Stored data entries:
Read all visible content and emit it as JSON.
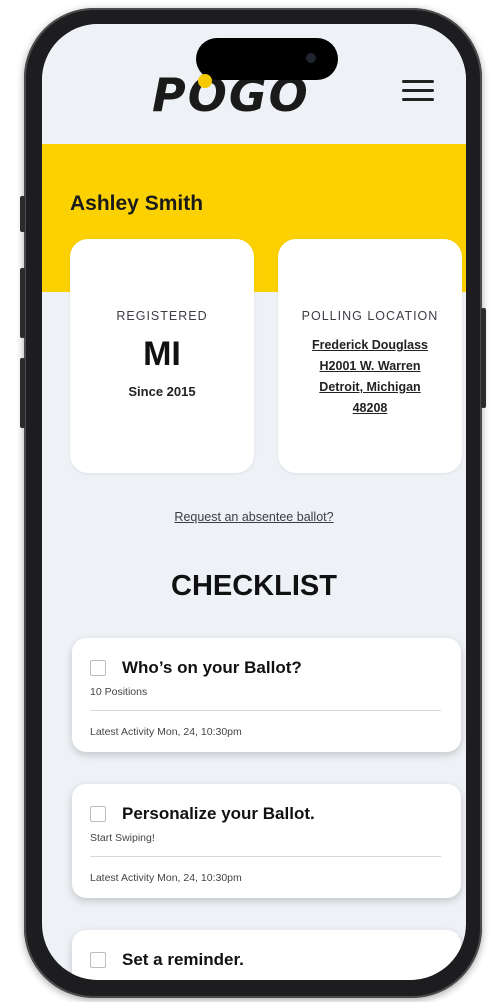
{
  "app": {
    "logo_text": "POGO"
  },
  "profile": {
    "name": "Ashley Smith"
  },
  "registered_card": {
    "label": "REGISTERED",
    "state": "MI",
    "since": "Since 2015"
  },
  "polling_card": {
    "label": "POLLING LOCATION",
    "address_lines": [
      "Frederick Douglass",
      "H2001 W. Warren",
      "Detroit, Michigan",
      "48208"
    ]
  },
  "absentee_link": "Request an absentee ballot?",
  "checklist": {
    "title": "CHECKLIST",
    "items": [
      {
        "title": "Who’s on your Ballot?",
        "subtitle": "10 Positions",
        "activity": "Latest Activity Mon, 24, 10:30pm",
        "checked": false
      },
      {
        "title": "Personalize your Ballot.",
        "subtitle": "Start Swiping!",
        "activity": "Latest Activity Mon, 24, 10:30pm",
        "checked": false
      },
      {
        "title": "Set a reminder.",
        "checked": false
      }
    ]
  },
  "colors": {
    "accent_yellow": "#fbd102",
    "background": "#eef1f5",
    "card": "#ffffff",
    "text": "#111111"
  },
  "icons": [
    "menu-icon",
    "checkbox-icon"
  ]
}
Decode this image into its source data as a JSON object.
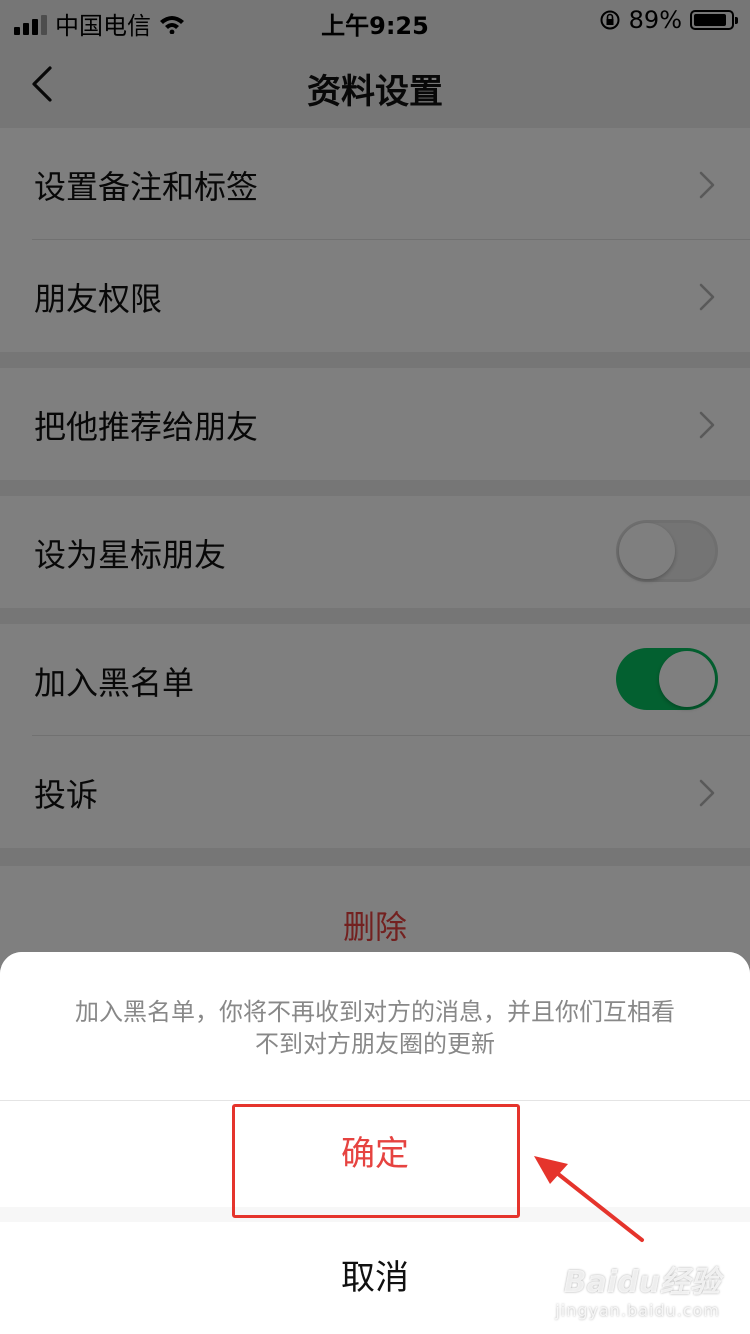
{
  "status_bar": {
    "carrier": "中国电信",
    "time": "上午9:25",
    "battery": "89%",
    "battery_level": 0.89,
    "icons": [
      "signal-icon",
      "wifi-icon",
      "rotation-lock-icon",
      "battery-icon"
    ]
  },
  "nav": {
    "back_icon": "back-chevron-icon",
    "title": "资料设置"
  },
  "groups": [
    {
      "rows": [
        {
          "label": "设置备注和标签",
          "type": "link"
        },
        {
          "label": "朋友权限",
          "type": "link"
        }
      ]
    },
    {
      "rows": [
        {
          "label": "把他推荐给朋友",
          "type": "link"
        }
      ]
    },
    {
      "rows": [
        {
          "label": "设为星标朋友",
          "type": "toggle",
          "value": false
        }
      ]
    },
    {
      "rows": [
        {
          "label": "加入黑名单",
          "type": "toggle",
          "value": true
        },
        {
          "label": "投诉",
          "type": "link"
        }
      ]
    }
  ],
  "delete_label": "删除",
  "action_sheet": {
    "message_line1": "加入黑名单，你将不再收到对方的消息，并且你们互相看",
    "message_line2": "不到对方朋友圈的更新",
    "confirm_label": "确定",
    "cancel_label": "取消"
  },
  "colors": {
    "accent_green": "#07c160",
    "danger_red": "#e64340",
    "annotation_red": "#e5342c"
  },
  "watermark": {
    "main": "Baidu经验",
    "sub": "jingyan.baidu.com"
  }
}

WRITTEN REQUEST: Repeat the listing in full and exactly. Do not include any images.

EXERCISE SOLUTION:
Read all visible content and emit it as JSON.
{
  "app": {
    "logo_text": "POGO"
  },
  "profile": {
    "name": "Ashley Smith"
  },
  "registered_card": {
    "label": "REGISTERED",
    "state": "MI",
    "since": "Since 2015"
  },
  "polling_card": {
    "label": "POLLING LOCATION",
    "address_lines": [
      "Frederick Douglass",
      "H2001 W. Warren",
      "Detroit, Michigan",
      "48208"
    ]
  },
  "absentee_link": "Request an absentee ballot?",
  "checklist": {
    "title": "CHECKLIST",
    "items": [
      {
        "title": "Who’s on your Ballot?",
        "subtitle": "10 Positions",
        "activity": "Latest Activity Mon, 24, 10:30pm",
        "checked": false
      },
      {
        "title": "Personalize your Ballot.",
        "subtitle": "Start Swiping!",
        "activity": "Latest Activity Mon, 24, 10:30pm",
        "checked": false
      },
      {
        "title": "Set a reminder.",
        "checked": false
      }
    ]
  },
  "colors": {
    "accent_yellow": "#fbd102",
    "background": "#eef1f5",
    "card": "#ffffff",
    "text": "#111111"
  },
  "icons": [
    "menu-icon",
    "checkbox-icon"
  ]
}
Decode this image into its source data as a JSON object.
{
  "status_bar": {
    "carrier": "中国电信",
    "time": "上午9:25",
    "battery": "89%",
    "battery_level": 0.89,
    "icons": [
      "signal-icon",
      "wifi-icon",
      "rotation-lock-icon",
      "battery-icon"
    ]
  },
  "nav": {
    "back_icon": "back-chevron-icon",
    "title": "资料设置"
  },
  "groups": [
    {
      "rows": [
        {
          "label": "设置备注和标签",
          "type": "link"
        },
        {
          "label": "朋友权限",
          "type": "link"
        }
      ]
    },
    {
      "rows": [
        {
          "label": "把他推荐给朋友",
          "type": "link"
        }
      ]
    },
    {
      "rows": [
        {
          "label": "设为星标朋友",
          "type": "toggle",
          "value": false
        }
      ]
    },
    {
      "rows": [
        {
          "label": "加入黑名单",
          "type": "toggle",
          "value": true
        },
        {
          "label": "投诉",
          "type": "link"
        }
      ]
    }
  ],
  "delete_label": "删除",
  "action_sheet": {
    "message_line1": "加入黑名单，你将不再收到对方的消息，并且你们互相看",
    "message_line2": "不到对方朋友圈的更新",
    "confirm_label": "确定",
    "cancel_label": "取消"
  },
  "colors": {
    "accent_green": "#07c160",
    "danger_red": "#e64340",
    "annotation_red": "#e5342c"
  },
  "watermark": {
    "main": "Baidu经验",
    "sub": "jingyan.baidu.com"
  }
}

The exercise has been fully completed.